■ Given records:
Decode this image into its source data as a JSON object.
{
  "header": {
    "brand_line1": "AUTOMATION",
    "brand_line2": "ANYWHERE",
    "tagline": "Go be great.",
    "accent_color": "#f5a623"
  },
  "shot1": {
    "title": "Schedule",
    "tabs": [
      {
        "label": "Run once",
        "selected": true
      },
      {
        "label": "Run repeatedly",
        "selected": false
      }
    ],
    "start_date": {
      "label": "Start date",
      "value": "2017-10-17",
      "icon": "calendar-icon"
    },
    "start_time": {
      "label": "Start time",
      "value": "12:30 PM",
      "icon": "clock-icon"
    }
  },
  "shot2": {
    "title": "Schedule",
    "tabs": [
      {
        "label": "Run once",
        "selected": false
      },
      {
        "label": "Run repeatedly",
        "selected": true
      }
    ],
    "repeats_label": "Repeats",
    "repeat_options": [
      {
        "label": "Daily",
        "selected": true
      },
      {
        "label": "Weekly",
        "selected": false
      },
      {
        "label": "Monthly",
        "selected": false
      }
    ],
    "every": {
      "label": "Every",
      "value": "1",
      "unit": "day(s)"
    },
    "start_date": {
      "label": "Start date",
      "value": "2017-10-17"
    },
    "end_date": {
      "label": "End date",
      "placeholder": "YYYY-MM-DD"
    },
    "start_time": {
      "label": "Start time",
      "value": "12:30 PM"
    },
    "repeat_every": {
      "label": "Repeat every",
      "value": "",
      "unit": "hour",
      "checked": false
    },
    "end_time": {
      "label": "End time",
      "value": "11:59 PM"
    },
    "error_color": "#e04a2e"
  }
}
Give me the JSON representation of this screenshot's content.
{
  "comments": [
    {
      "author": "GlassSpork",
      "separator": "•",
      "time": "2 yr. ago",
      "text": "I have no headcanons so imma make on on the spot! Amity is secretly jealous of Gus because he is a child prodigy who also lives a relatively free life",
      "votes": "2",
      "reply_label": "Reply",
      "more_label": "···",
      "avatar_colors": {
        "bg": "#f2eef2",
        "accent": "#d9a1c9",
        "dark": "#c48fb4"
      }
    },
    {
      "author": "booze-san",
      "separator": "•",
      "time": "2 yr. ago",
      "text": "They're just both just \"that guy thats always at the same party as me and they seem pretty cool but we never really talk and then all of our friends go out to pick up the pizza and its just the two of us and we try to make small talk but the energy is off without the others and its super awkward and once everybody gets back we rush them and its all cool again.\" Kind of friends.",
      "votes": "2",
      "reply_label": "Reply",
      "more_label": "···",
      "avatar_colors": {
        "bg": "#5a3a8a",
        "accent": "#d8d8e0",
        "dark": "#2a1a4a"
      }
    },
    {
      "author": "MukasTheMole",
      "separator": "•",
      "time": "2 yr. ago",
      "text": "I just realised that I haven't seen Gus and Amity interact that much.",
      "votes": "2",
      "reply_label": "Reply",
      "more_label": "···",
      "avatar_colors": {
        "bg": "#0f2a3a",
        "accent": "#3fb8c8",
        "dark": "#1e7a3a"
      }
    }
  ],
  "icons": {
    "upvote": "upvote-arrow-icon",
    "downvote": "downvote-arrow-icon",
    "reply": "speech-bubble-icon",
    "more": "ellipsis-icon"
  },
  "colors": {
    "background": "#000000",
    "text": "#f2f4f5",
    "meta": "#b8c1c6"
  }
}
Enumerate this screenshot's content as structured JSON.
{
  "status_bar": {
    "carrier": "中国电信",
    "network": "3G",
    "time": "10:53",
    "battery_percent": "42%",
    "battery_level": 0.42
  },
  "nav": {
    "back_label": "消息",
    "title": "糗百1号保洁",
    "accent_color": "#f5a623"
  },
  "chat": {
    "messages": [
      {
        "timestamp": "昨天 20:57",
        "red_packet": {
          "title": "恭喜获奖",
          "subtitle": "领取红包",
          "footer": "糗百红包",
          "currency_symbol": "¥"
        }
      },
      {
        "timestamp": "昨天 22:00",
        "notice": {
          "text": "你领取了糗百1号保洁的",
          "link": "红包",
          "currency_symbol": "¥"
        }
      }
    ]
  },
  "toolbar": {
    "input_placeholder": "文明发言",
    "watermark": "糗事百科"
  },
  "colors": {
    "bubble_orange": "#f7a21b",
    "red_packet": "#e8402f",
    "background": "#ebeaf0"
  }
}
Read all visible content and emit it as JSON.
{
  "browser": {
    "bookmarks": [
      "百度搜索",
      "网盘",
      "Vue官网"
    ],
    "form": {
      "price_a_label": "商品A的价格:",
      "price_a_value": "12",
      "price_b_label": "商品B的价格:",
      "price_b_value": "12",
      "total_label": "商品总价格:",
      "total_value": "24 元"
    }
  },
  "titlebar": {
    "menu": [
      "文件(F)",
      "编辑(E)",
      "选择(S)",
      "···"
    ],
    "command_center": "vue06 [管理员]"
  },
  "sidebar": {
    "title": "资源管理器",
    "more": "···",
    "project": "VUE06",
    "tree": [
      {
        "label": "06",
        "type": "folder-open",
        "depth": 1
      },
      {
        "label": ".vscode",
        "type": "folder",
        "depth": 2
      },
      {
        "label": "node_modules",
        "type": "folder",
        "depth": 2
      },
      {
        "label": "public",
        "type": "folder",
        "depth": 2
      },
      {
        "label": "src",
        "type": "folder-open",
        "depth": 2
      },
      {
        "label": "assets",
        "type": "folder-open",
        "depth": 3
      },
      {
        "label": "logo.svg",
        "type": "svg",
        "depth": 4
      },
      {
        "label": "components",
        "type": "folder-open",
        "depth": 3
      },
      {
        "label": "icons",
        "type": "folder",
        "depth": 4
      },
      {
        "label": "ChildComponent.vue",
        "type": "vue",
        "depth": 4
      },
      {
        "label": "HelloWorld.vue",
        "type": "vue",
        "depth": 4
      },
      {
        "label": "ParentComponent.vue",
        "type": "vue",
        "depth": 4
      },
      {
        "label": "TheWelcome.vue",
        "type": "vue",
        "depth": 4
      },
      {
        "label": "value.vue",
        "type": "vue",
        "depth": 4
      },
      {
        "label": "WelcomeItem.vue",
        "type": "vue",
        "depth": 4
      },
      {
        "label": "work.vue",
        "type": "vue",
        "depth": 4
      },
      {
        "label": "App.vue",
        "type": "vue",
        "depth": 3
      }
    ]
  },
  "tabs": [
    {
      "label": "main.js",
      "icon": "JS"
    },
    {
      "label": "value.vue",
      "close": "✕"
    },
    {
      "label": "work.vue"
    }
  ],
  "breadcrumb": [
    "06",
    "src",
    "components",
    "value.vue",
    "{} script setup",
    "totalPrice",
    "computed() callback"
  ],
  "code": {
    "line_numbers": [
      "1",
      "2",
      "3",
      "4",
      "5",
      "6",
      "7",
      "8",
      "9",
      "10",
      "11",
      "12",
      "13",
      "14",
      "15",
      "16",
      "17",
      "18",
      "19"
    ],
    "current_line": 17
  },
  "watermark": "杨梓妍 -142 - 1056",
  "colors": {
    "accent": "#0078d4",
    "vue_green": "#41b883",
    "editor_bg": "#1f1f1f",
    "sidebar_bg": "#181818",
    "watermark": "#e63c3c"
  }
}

■ What this task involves:
Extract all lines of the records above that include "watermark".

■ Answer for the task:
    "watermark": "糗事百科"
  "watermark": "杨梓妍 -142 - 1056",
    "watermark": "#e63c3c"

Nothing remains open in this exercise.